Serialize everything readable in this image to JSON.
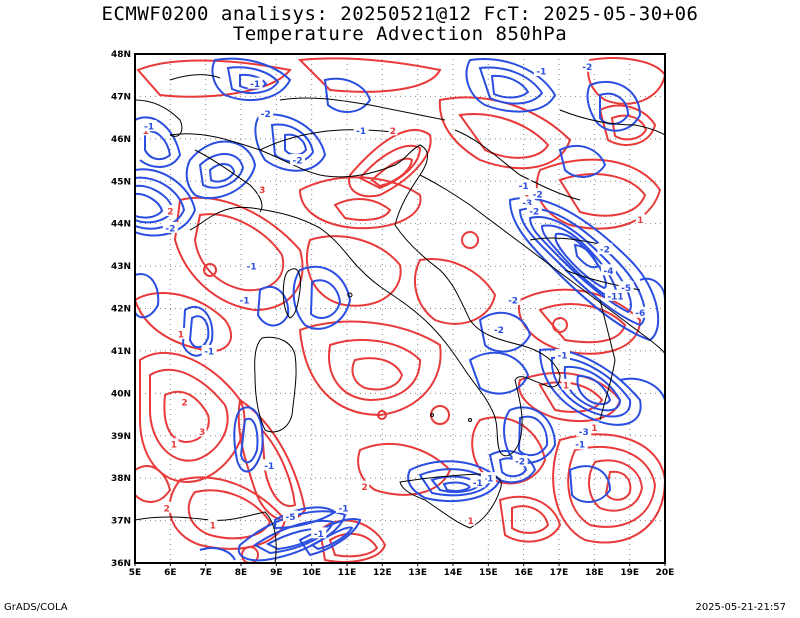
{
  "header": {
    "line1": "ECMWF0200 analisys: 20250521@12 FcT: 2025-05-30+06",
    "line2": "Temperature Advection 850hPa"
  },
  "footer": {
    "left": "GrADS/COLA",
    "right": "2025-05-21-21:57"
  },
  "map": {
    "lon_range": [
      5,
      20
    ],
    "lat_range": [
      36,
      48
    ],
    "lon_labels": [
      "5E",
      "6E",
      "7E",
      "8E",
      "9E",
      "10E",
      "11E",
      "12E",
      "13E",
      "14E",
      "15E",
      "16E",
      "17E",
      "18E",
      "19E",
      "20E"
    ],
    "lat_labels": [
      "36N",
      "37N",
      "38N",
      "39N",
      "40N",
      "41N",
      "42N",
      "43N",
      "44N",
      "45N",
      "46N",
      "47N",
      "48N"
    ],
    "grid": true,
    "colors": {
      "warm_advection": "#e83a3a",
      "cold_advection": "#2a4ee0",
      "coastline": "#000000",
      "grid": "#888888"
    },
    "contour_labels_warm": [
      {
        "text": "1",
        "lon": 5.3,
        "lat": 46.2
      },
      {
        "text": "2",
        "lon": 6.0,
        "lat": 44.3
      },
      {
        "text": "1",
        "lon": 6.3,
        "lat": 41.4
      },
      {
        "text": "2",
        "lon": 6.4,
        "lat": 39.8
      },
      {
        "text": "3",
        "lon": 6.9,
        "lat": 39.1
      },
      {
        "text": "1",
        "lon": 6.1,
        "lat": 38.8
      },
      {
        "text": "2",
        "lon": 5.9,
        "lat": 37.3
      },
      {
        "text": "1",
        "lon": 7.2,
        "lat": 36.9
      },
      {
        "text": "2",
        "lon": 12.3,
        "lat": 46.2
      },
      {
        "text": "1",
        "lon": 17.2,
        "lat": 40.2
      },
      {
        "text": "1",
        "lon": 18.0,
        "lat": 39.2
      },
      {
        "text": "1",
        "lon": 14.5,
        "lat": 37.0
      },
      {
        "text": "1",
        "lon": 16.1,
        "lat": 44.6
      },
      {
        "text": "3",
        "lon": 8.6,
        "lat": 44.8
      },
      {
        "text": "2",
        "lon": 11.5,
        "lat": 37.8
      },
      {
        "text": "1",
        "lon": 19.3,
        "lat": 44.1
      }
    ],
    "contour_labels_cold": [
      {
        "text": "-1",
        "lon": 5.4,
        "lat": 46.3
      },
      {
        "text": "-2",
        "lon": 6.0,
        "lat": 43.9
      },
      {
        "text": "-1",
        "lon": 7.1,
        "lat": 41.0
      },
      {
        "text": "-1",
        "lon": 8.4,
        "lat": 47.3
      },
      {
        "text": "-2",
        "lon": 8.7,
        "lat": 46.6
      },
      {
        "text": "-1",
        "lon": 11.4,
        "lat": 46.2
      },
      {
        "text": "-2",
        "lon": 9.6,
        "lat": 45.5
      },
      {
        "text": "-1",
        "lon": 8.3,
        "lat": 43.0
      },
      {
        "text": "-1",
        "lon": 8.1,
        "lat": 42.2
      },
      {
        "text": "-1",
        "lon": 16.5,
        "lat": 47.6
      },
      {
        "text": "-2",
        "lon": 17.8,
        "lat": 47.7
      },
      {
        "text": "-1",
        "lon": 16.0,
        "lat": 44.9
      },
      {
        "text": "-2",
        "lon": 16.4,
        "lat": 44.7
      },
      {
        "text": "-3",
        "lon": 16.1,
        "lat": 44.5
      },
      {
        "text": "-2",
        "lon": 16.3,
        "lat": 44.3
      },
      {
        "text": "-2",
        "lon": 18.3,
        "lat": 43.4
      },
      {
        "text": "-2",
        "lon": 15.7,
        "lat": 42.2
      },
      {
        "text": "-2",
        "lon": 15.3,
        "lat": 41.5
      },
      {
        "text": "-1",
        "lon": 17.1,
        "lat": 40.9
      },
      {
        "text": "-4",
        "lon": 18.4,
        "lat": 42.9
      },
      {
        "text": "-11",
        "lon": 18.6,
        "lat": 42.3
      },
      {
        "text": "-6",
        "lon": 19.3,
        "lat": 41.9
      },
      {
        "text": "-5",
        "lon": 18.9,
        "lat": 42.5
      },
      {
        "text": "-3",
        "lon": 17.7,
        "lat": 39.1
      },
      {
        "text": "-1",
        "lon": 17.6,
        "lat": 38.8
      },
      {
        "text": "-2",
        "lon": 15.9,
        "lat": 38.4
      },
      {
        "text": "-1",
        "lon": 15.0,
        "lat": 38.0
      },
      {
        "text": "-1",
        "lon": 14.7,
        "lat": 37.9
      },
      {
        "text": "-1",
        "lon": 8.8,
        "lat": 38.3
      },
      {
        "text": "-1",
        "lon": 10.9,
        "lat": 37.3
      },
      {
        "text": "-5",
        "lon": 9.4,
        "lat": 37.1
      },
      {
        "text": "-1",
        "lon": 10.2,
        "lat": 36.7
      }
    ]
  }
}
* * * * *
Exercise: Set the entries down again exactly. Do not include the images.

Result of the task:
Serialize everything readable in this image to JSON.
{
  "header": {
    "line1": "ECMWF0200 analisys: 20250521@12 FcT: 2025-05-30+06",
    "line2": "Temperature Advection 850hPa"
  },
  "footer": {
    "left": "GrADS/COLA",
    "right": "2025-05-21-21:57"
  },
  "map": {
    "lon_range": [
      5,
      20
    ],
    "lat_range": [
      36,
      48
    ],
    "lon_labels": [
      "5E",
      "6E",
      "7E",
      "8E",
      "9E",
      "10E",
      "11E",
      "12E",
      "13E",
      "14E",
      "15E",
      "16E",
      "17E",
      "18E",
      "19E",
      "20E"
    ],
    "lat_labels": [
      "36N",
      "37N",
      "38N",
      "39N",
      "40N",
      "41N",
      "42N",
      "43N",
      "44N",
      "45N",
      "46N",
      "47N",
      "48N"
    ],
    "grid": true,
    "colors": {
      "warm_advection": "#e83a3a",
      "cold_advection": "#2a4ee0",
      "coastline": "#000000",
      "grid": "#888888"
    },
    "contour_labels_warm": [
      {
        "text": "1",
        "lon": 5.3,
        "lat": 46.2
      },
      {
        "text": "2",
        "lon": 6.0,
        "lat": 44.3
      },
      {
        "text": "1",
        "lon": 6.3,
        "lat": 41.4
      },
      {
        "text": "2",
        "lon": 6.4,
        "lat": 39.8
      },
      {
        "text": "3",
        "lon": 6.9,
        "lat": 39.1
      },
      {
        "text": "1",
        "lon": 6.1,
        "lat": 38.8
      },
      {
        "text": "2",
        "lon": 5.9,
        "lat": 37.3
      },
      {
        "text": "1",
        "lon": 7.2,
        "lat": 36.9
      },
      {
        "text": "2",
        "lon": 12.3,
        "lat": 46.2
      },
      {
        "text": "1",
        "lon": 17.2,
        "lat": 40.2
      },
      {
        "text": "1",
        "lon": 18.0,
        "lat": 39.2
      },
      {
        "text": "1",
        "lon": 14.5,
        "lat": 37.0
      },
      {
        "text": "1",
        "lon": 16.1,
        "lat": 44.6
      },
      {
        "text": "3",
        "lon": 8.6,
        "lat": 44.8
      },
      {
        "text": "2",
        "lon": 11.5,
        "lat": 37.8
      },
      {
        "text": "1",
        "lon": 19.3,
        "lat": 44.1
      }
    ],
    "contour_labels_cold": [
      {
        "text": "-1",
        "lon": 5.4,
        "lat": 46.3
      },
      {
        "text": "-2",
        "lon": 6.0,
        "lat": 43.9
      },
      {
        "text": "-1",
        "lon": 7.1,
        "lat": 41.0
      },
      {
        "text": "-1",
        "lon": 8.4,
        "lat": 47.3
      },
      {
        "text": "-2",
        "lon": 8.7,
        "lat": 46.6
      },
      {
        "text": "-1",
        "lon": 11.4,
        "lat": 46.2
      },
      {
        "text": "-2",
        "lon": 9.6,
        "lat": 45.5
      },
      {
        "text": "-1",
        "lon": 8.3,
        "lat": 43.0
      },
      {
        "text": "-1",
        "lon": 8.1,
        "lat": 42.2
      },
      {
        "text": "-1",
        "lon": 16.5,
        "lat": 47.6
      },
      {
        "text": "-2",
        "lon": 17.8,
        "lat": 47.7
      },
      {
        "text": "-1",
        "lon": 16.0,
        "lat": 44.9
      },
      {
        "text": "-2",
        "lon": 16.4,
        "lat": 44.7
      },
      {
        "text": "-3",
        "lon": 16.1,
        "lat": 44.5
      },
      {
        "text": "-2",
        "lon": 16.3,
        "lat": 44.3
      },
      {
        "text": "-2",
        "lon": 18.3,
        "lat": 43.4
      },
      {
        "text": "-2",
        "lon": 15.7,
        "lat": 42.2
      },
      {
        "text": "-2",
        "lon": 15.3,
        "lat": 41.5
      },
      {
        "text": "-1",
        "lon": 17.1,
        "lat": 40.9
      },
      {
        "text": "-4",
        "lon": 18.4,
        "lat": 42.9
      },
      {
        "text": "-11",
        "lon": 18.6,
        "lat": 42.3
      },
      {
        "text": "-6",
        "lon": 19.3,
        "lat": 41.9
      },
      {
        "text": "-5",
        "lon": 18.9,
        "lat": 42.5
      },
      {
        "text": "-3",
        "lon": 17.7,
        "lat": 39.1
      },
      {
        "text": "-1",
        "lon": 17.6,
        "lat": 38.8
      },
      {
        "text": "-2",
        "lon": 15.9,
        "lat": 38.4
      },
      {
        "text": "-1",
        "lon": 15.0,
        "lat": 38.0
      },
      {
        "text": "-1",
        "lon": 14.7,
        "lat": 37.9
      },
      {
        "text": "-1",
        "lon": 8.8,
        "lat": 38.3
      },
      {
        "text": "-1",
        "lon": 10.9,
        "lat": 37.3
      },
      {
        "text": "-5",
        "lon": 9.4,
        "lat": 37.1
      },
      {
        "text": "-1",
        "lon": 10.2,
        "lat": 36.7
      }
    ]
  }
}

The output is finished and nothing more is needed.